- _YOUR TASK_
Print every entry exactly as written.

- _EXTRACTED RECORDS_

★ ★ ★ ★

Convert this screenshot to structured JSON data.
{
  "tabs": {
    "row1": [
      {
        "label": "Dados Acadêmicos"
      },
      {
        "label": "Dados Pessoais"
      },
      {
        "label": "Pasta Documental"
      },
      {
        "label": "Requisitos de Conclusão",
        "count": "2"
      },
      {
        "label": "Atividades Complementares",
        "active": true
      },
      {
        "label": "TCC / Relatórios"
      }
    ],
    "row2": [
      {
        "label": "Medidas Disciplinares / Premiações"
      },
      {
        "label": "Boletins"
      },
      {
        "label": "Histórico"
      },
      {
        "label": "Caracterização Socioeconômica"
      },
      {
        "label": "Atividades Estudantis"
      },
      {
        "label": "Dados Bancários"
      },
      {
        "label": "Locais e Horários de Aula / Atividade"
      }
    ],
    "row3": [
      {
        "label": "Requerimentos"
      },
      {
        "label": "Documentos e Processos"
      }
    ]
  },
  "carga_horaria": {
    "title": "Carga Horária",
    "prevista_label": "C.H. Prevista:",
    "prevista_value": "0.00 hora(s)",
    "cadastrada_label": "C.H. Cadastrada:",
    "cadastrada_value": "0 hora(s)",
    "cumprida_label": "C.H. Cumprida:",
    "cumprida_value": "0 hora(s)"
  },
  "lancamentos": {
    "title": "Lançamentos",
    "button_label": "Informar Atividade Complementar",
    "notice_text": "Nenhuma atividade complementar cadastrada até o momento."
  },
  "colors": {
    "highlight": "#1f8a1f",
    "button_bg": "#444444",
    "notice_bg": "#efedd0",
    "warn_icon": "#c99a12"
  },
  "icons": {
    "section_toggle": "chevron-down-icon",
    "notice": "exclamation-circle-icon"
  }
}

★ ★ ★ ★

- _RESPONSE BELOW_
Convert this screenshot to structured JSON data.
{
  "tabs": {
    "row1": [
      {
        "label": "Dados Acadêmicos"
      },
      {
        "label": "Dados Pessoais"
      },
      {
        "label": "Pasta Documental"
      },
      {
        "label": "Requisitos de Conclusão",
        "count": "2"
      },
      {
        "label": "Atividades Complementares",
        "active": true
      },
      {
        "label": "TCC / Relatórios"
      }
    ],
    "row2": [
      {
        "label": "Medidas Disciplinares / Premiações"
      },
      {
        "label": "Boletins"
      },
      {
        "label": "Histórico"
      },
      {
        "label": "Caracterização Socioeconômica"
      },
      {
        "label": "Atividades Estudantis"
      },
      {
        "label": "Dados Bancários"
      },
      {
        "label": "Locais e Horários de Aula / Atividade"
      }
    ],
    "row3": [
      {
        "label": "Requerimentos"
      },
      {
        "label": "Documentos e Processos"
      }
    ]
  },
  "carga_horaria": {
    "title": "Carga Horária",
    "prevista_label": "C.H. Prevista:",
    "prevista_value": "0.00 hora(s)",
    "cadastrada_label": "C.H. Cadastrada:",
    "cadastrada_value": "0 hora(s)",
    "cumprida_label": "C.H. Cumprida:",
    "cumprida_value": "0 hora(s)"
  },
  "lancamentos": {
    "title": "Lançamentos",
    "button_label": "Informar Atividade Complementar",
    "notice_text": "Nenhuma atividade complementar cadastrada até o momento."
  },
  "colors": {
    "highlight": "#1f8a1f",
    "button_bg": "#444444",
    "notice_bg": "#efedd0",
    "warn_icon": "#c99a12"
  },
  "icons": {
    "section_toggle": "chevron-down-icon",
    "notice": "exclamation-circle-icon"
  }
}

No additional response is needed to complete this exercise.